## start Exercise material
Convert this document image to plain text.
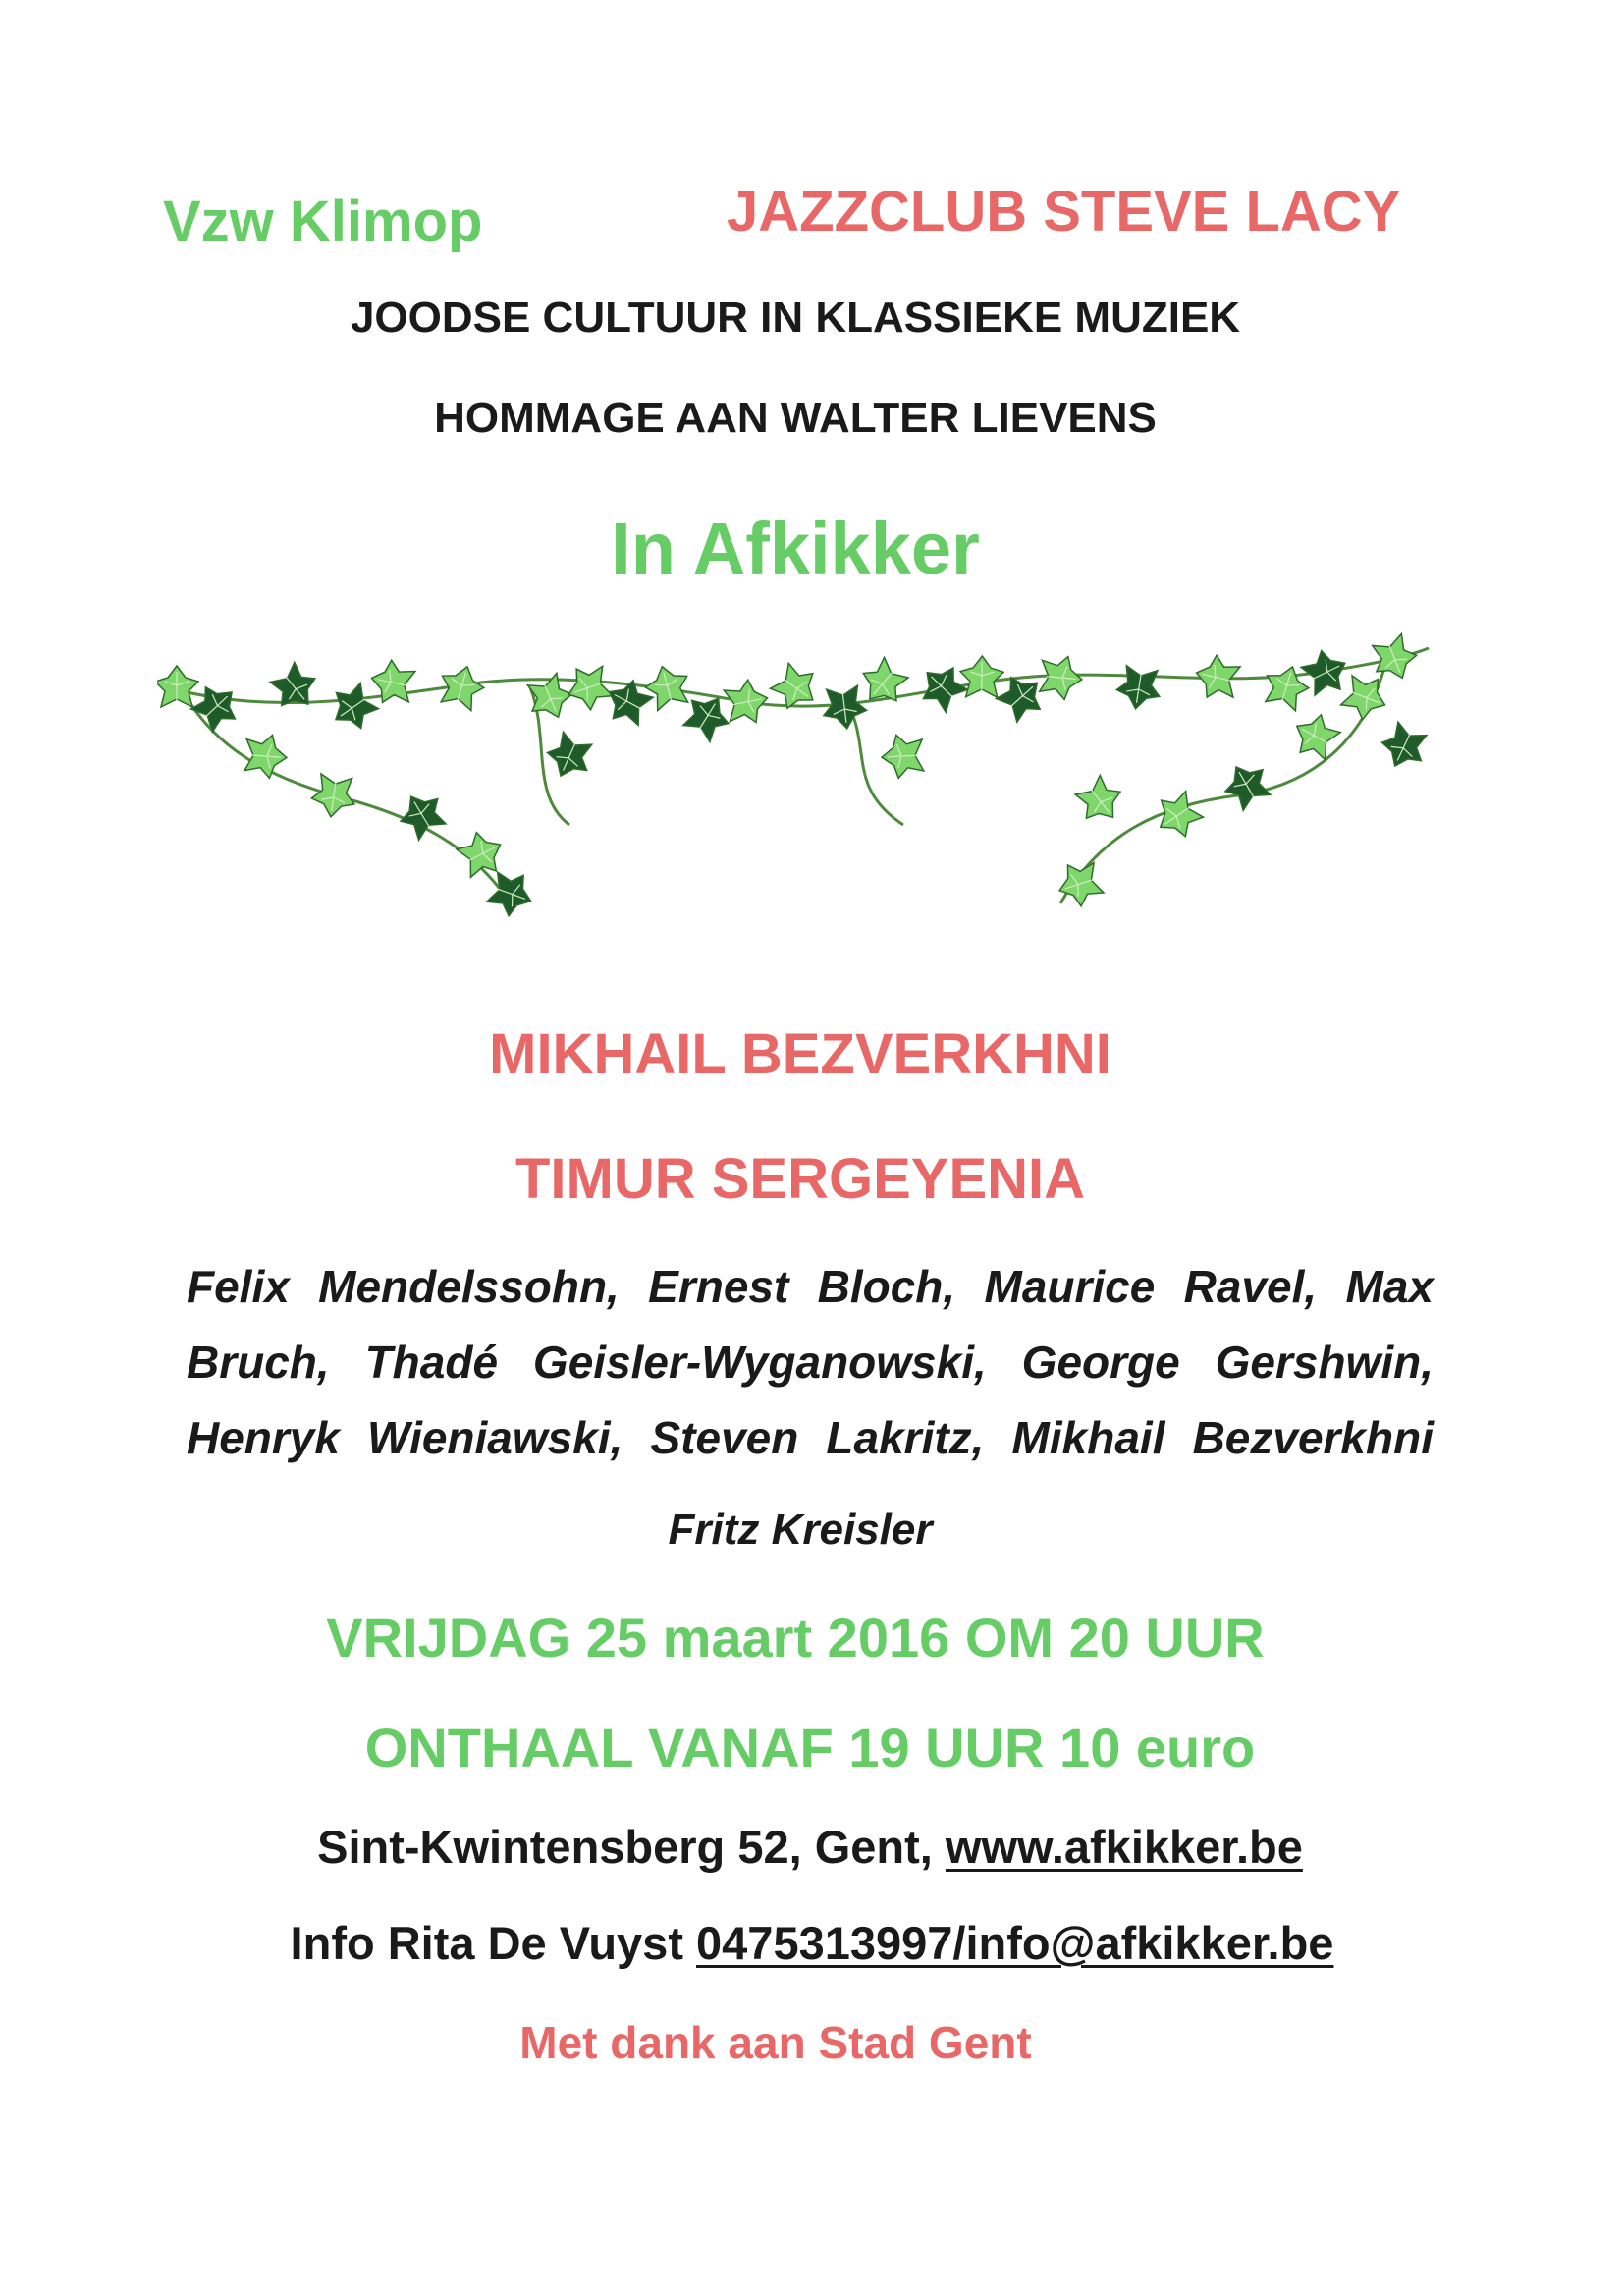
Vzw Klimop	JAZZCLUB STEVE LACY

JOODSE CULTUUR IN KLASSIEKE MUZIEK

HOMMAGE AAN WALTER LIEVENS

In Afkikker

MIKHAIL BEZVERKHNI

TIMUR SERGEYENIA

Felix Mendelssohn, Ernest Bloch, Maurice Ravel, Max Bruch, Thadé Geisler-Wyganowski, George Gershwin, Henryk Wieniawski, Steven Lakritz, Mikhail Bezverkhni

Fritz Kreisler

VRIJDAG 25 maart 2016 OM 20 UUR

ONTHAAL VANAF 19 UUR 10 euro

Sint-Kwintensberg 52, Gent, www.afkikker.be

Info Rita De Vuyst 0475313997/info@afkikker.be

Met dank aan Stad Gent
## end Exercise material
How many of the lines above hold the word "Gent"? Give only that number.

2